*Data supplied:*

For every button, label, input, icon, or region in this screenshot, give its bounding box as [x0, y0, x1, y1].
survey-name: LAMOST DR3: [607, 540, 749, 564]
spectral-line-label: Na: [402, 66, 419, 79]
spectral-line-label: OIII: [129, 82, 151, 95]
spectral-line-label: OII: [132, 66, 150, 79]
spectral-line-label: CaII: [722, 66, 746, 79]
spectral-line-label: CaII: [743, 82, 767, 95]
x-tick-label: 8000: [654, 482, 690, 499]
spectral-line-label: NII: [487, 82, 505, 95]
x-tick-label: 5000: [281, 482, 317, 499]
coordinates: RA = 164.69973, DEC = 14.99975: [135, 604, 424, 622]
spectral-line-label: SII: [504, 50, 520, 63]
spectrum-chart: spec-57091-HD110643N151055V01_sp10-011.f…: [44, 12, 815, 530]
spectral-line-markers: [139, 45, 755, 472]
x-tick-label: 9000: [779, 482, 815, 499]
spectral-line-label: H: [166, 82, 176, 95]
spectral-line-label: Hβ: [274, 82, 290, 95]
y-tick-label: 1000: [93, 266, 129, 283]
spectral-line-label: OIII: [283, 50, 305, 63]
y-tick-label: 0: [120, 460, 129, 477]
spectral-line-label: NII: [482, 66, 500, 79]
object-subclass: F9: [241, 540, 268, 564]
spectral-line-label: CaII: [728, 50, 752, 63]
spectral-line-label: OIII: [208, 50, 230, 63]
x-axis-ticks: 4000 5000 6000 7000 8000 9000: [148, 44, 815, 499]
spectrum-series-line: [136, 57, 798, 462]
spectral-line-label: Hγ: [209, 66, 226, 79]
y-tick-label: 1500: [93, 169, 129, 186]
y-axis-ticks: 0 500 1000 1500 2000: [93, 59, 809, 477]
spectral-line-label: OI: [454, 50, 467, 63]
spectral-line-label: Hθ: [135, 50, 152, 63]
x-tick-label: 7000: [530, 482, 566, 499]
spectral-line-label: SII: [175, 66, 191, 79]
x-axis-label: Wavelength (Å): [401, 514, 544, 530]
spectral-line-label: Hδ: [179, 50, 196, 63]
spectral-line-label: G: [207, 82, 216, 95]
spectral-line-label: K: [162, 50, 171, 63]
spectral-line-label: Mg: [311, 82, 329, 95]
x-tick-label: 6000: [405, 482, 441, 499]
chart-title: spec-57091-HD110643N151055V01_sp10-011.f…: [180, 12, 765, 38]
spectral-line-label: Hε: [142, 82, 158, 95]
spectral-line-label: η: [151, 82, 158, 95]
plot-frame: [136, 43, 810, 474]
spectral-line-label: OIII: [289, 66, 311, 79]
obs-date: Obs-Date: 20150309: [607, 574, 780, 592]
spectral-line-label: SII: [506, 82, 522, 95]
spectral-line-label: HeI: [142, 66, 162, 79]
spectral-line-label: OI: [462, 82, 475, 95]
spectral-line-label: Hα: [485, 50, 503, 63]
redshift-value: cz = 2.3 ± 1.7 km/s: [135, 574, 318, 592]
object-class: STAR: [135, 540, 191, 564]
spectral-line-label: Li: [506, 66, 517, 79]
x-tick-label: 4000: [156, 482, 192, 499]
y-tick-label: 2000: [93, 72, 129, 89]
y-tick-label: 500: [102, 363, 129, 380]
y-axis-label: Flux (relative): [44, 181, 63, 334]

*Do this:*
Render every line of the listing above as a Markdown table with the columns Row and Listing line, omitting any blank lines.

*Task output:*
| Row | Listing line |
|---|---|
| 1 | For every button, label, input, icon, or region in this screenshot, give its bounding box as [x0, y0, x1, y1]. |
| 2 | survey-name: LAMOST DR3: [607, 540, 749, 564] |
| 3 | spectral-line-label: Na: [402, 66, 419, 79] |
| 4 | spectral-line-label: OIII: [129, 82, 151, 95] |
| 5 | spectral-line-label: OII: [132, 66, 150, 79] |
| 6 | spectral-line-label: CaII: [722, 66, 746, 79] |
| 7 | spectral-line-label: CaII: [743, 82, 767, 95] |
| 8 | x-tick-label: 8000: [654, 482, 690, 499] |
| 9 | spectral-line-label: NII: [487, 82, 505, 95] |
| 10 | x-tick-label: 5000: [281, 482, 317, 499] |
| 11 | coordinates: RA = 164.69973, DEC = 14.99975: [135, 604, 424, 622] |
| 12 | spectral-line-label: SII: [504, 50, 520, 63] |
| 13 | spectrum-chart: spec-57091-HD110643N151055V01_sp10-011.f…: [44, 12, 815, 530] |
| 14 | spectral-line-markers: [139, 45, 755, 472] |
| 15 | x-tick-label: 9000: [779, 482, 815, 499] |
| 16 | spectral-line-label: H: [166, 82, 176, 95] |
| 17 | spectral-line-label: Hβ: [274, 82, 290, 95] |
| 18 | y-tick-label: 1000: [93, 266, 129, 283] |
| 19 | spectral-line-label: OIII: [283, 50, 305, 63] |
| 20 | y-tick-label: 0: [120, 460, 129, 477] |
| 21 | spectral-line-label: NII: [482, 66, 500, 79] |
| 22 | object-subclass: F9: [241, 540, 268, 564] |
| 23 | spectral-line-label: CaII: [728, 50, 752, 63] |
| 24 | spectral-line-label: OIII: [208, 50, 230, 63] |
| 25 | x-axis-ticks: 4000 5000 6000 7000 8000 9000: [148, 44, 815, 499] |
| 26 | spectrum-series-line: [136, 57, 798, 462] |
| 27 | spectral-line-label: Hγ: [209, 66, 226, 79] |
| 28 | y-tick-label: 1500: [93, 169, 129, 186] |
| 29 | y-axis-ticks: 0 500 1000 1500 2000: [93, 59, 809, 477] |
| 30 | spectral-line-label: OI: [454, 50, 467, 63] |
| 31 | spectral-line-label: Hθ: [135, 50, 152, 63] |
| 32 | x-tick-label: 7000: [530, 482, 566, 499] |
| 33 | spectral-line-label: SII: [175, 66, 191, 79] |
| 34 | x-axis-label: Wavelength (Å): [401, 514, 544, 530] |
| 35 | spectral-line-label: Hδ: [179, 50, 196, 63] |
| 36 | spectral-line-label: G: [207, 82, 216, 95] |
| 37 | spectral-line-label: K: [162, 50, 171, 63] |
| 38 | spectral-line-label: Mg: [311, 82, 329, 95] |
| 39 | x-tick-label: 6000: [405, 482, 441, 499] |
| 40 | chart-title: spec-57091-HD110643N151055V01_sp10-011.f…: [180, 12, 765, 38] |
| 41 | spectral-line-label: Hε: [142, 82, 158, 95] |
| 42 | spectral-line-label: η: [151, 82, 158, 95] |
| 43 | plot-frame: [136, 43, 810, 474] |
| 44 | spectral-line-label: OIII: [289, 66, 311, 79] |
| 45 | obs-date: Obs-Date: 20150309: [607, 574, 780, 592] |
| 46 | spectral-line-label: SII: [506, 82, 522, 95] |
| 47 | spectral-line-label: HeI: [142, 66, 162, 79] |
| 48 | spectral-line-label: OI: [462, 82, 475, 95] |
| 49 | spectral-line-label: Hα: [485, 50, 503, 63] |
| 50 | redshift-value: cz = 2.3 ± 1.7 km/s: [135, 574, 318, 592] |
| 51 | object-class: STAR: [135, 540, 191, 564] |
| 52 | spectral-line-label: Li: [506, 66, 517, 79] |
| 53 | x-tick-label: 4000: [156, 482, 192, 499] |
| 54 | y-tick-label: 2000: [93, 72, 129, 89] |
| 55 | y-tick-label: 500: [102, 363, 129, 380] |
| 56 | y-axis-label: Flux (relative): [44, 181, 63, 334] |